Transcribe all of the records exactly, leaving every line as it is.

Data items
============

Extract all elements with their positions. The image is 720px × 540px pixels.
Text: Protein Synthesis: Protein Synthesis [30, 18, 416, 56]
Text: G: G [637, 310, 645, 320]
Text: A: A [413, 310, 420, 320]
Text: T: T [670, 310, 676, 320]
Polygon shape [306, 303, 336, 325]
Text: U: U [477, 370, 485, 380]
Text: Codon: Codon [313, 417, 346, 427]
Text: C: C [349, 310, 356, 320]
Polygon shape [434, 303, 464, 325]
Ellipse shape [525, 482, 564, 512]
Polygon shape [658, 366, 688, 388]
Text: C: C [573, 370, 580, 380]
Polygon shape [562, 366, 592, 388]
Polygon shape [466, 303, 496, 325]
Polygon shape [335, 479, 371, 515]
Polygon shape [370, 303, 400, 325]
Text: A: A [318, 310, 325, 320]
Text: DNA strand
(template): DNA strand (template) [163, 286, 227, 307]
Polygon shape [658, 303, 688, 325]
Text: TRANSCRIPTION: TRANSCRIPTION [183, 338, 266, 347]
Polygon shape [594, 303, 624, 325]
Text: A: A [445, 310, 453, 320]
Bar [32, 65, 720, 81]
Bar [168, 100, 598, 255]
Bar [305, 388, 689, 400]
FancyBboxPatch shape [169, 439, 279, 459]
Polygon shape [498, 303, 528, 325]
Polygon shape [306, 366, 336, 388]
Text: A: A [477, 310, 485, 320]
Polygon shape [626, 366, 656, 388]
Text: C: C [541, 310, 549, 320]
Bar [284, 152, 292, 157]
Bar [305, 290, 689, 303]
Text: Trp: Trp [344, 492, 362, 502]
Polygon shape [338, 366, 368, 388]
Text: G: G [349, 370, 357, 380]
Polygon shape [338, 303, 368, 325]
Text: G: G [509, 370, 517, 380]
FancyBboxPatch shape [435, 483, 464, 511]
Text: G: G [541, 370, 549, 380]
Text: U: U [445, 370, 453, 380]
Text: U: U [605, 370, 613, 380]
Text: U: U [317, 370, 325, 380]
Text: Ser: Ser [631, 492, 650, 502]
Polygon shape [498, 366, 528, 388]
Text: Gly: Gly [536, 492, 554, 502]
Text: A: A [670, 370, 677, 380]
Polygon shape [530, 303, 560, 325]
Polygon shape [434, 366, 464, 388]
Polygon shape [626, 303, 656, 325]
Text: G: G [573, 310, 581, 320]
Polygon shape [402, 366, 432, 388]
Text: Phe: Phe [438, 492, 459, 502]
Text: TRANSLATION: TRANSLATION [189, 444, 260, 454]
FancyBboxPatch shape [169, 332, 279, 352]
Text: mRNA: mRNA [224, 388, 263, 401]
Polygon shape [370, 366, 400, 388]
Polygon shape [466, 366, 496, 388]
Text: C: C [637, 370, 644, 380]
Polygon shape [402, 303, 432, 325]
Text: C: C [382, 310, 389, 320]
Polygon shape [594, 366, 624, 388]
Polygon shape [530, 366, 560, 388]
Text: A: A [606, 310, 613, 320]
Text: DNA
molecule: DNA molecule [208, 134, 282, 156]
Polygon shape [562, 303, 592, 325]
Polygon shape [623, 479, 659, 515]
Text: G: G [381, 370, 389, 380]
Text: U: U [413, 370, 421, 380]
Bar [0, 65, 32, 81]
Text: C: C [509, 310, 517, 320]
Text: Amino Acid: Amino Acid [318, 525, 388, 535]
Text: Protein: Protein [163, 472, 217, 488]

============

*Response to this exercise*.
Extract all elements with their positions. The image is 720px × 540px pixels.
Text: Protein Synthesis: Protein Synthesis [30, 18, 416, 56]
Text: G: G [637, 310, 645, 320]
Text: A: A [413, 310, 420, 320]
Text: T: T [670, 310, 676, 320]
Polygon shape [306, 303, 336, 325]
Text: U: U [477, 370, 485, 380]
Text: Codon: Codon [313, 417, 346, 427]
Text: C: C [349, 310, 356, 320]
Polygon shape [434, 303, 464, 325]
Ellipse shape [525, 482, 564, 512]
Polygon shape [658, 366, 688, 388]
Text: C: C [573, 370, 580, 380]
Polygon shape [562, 366, 592, 388]
Polygon shape [466, 303, 496, 325]
Polygon shape [335, 479, 371, 515]
Polygon shape [370, 303, 400, 325]
Text: A: A [318, 310, 325, 320]
Text: DNA strand
(template): DNA strand (template) [163, 286, 227, 307]
Polygon shape [658, 303, 688, 325]
Text: TRANSCRIPTION: TRANSCRIPTION [183, 338, 266, 347]
Polygon shape [594, 303, 624, 325]
Text: A: A [445, 310, 453, 320]
Bar [32, 65, 720, 81]
Bar [168, 100, 598, 255]
Bar [305, 388, 689, 400]
FancyBboxPatch shape [169, 439, 279, 459]
Polygon shape [498, 303, 528, 325]
Polygon shape [306, 366, 336, 388]
Text: A: A [477, 310, 485, 320]
Polygon shape [626, 366, 656, 388]
Text: C: C [541, 310, 549, 320]
Bar [284, 152, 292, 157]
Bar [305, 290, 689, 303]
Text: Trp: Trp [344, 492, 362, 502]
Polygon shape [338, 366, 368, 388]
Text: G: G [349, 370, 357, 380]
Polygon shape [338, 303, 368, 325]
Text: G: G [509, 370, 517, 380]
FancyBboxPatch shape [435, 483, 464, 511]
Text: G: G [541, 370, 549, 380]
Text: U: U [445, 370, 453, 380]
Text: U: U [605, 370, 613, 380]
Text: U: U [317, 370, 325, 380]
Text: Ser: Ser [631, 492, 650, 502]
Polygon shape [498, 366, 528, 388]
Text: Gly: Gly [536, 492, 554, 502]
Text: A: A [670, 370, 677, 380]
Polygon shape [530, 303, 560, 325]
Polygon shape [434, 366, 464, 388]
Polygon shape [626, 303, 656, 325]
Text: G: G [573, 310, 581, 320]
Polygon shape [402, 366, 432, 388]
Text: Phe: Phe [438, 492, 459, 502]
Text: TRANSLATION: TRANSLATION [189, 444, 260, 454]
FancyBboxPatch shape [169, 332, 279, 352]
Text: mRNA: mRNA [224, 388, 263, 401]
Polygon shape [370, 366, 400, 388]
Polygon shape [466, 366, 496, 388]
Text: C: C [637, 370, 644, 380]
Polygon shape [402, 303, 432, 325]
Text: C: C [382, 310, 389, 320]
Polygon shape [594, 366, 624, 388]
Polygon shape [530, 366, 560, 388]
Text: A: A [606, 310, 613, 320]
Text: DNA
molecule: DNA molecule [208, 134, 282, 156]
Polygon shape [562, 303, 592, 325]
Polygon shape [623, 479, 659, 515]
Text: G: G [381, 370, 389, 380]
Text: U: U [413, 370, 421, 380]
Bar [0, 65, 32, 81]
Text: C: C [509, 310, 517, 320]
Text: Amino Acid: Amino Acid [318, 525, 388, 535]
Text: Protein: Protein [163, 472, 217, 488]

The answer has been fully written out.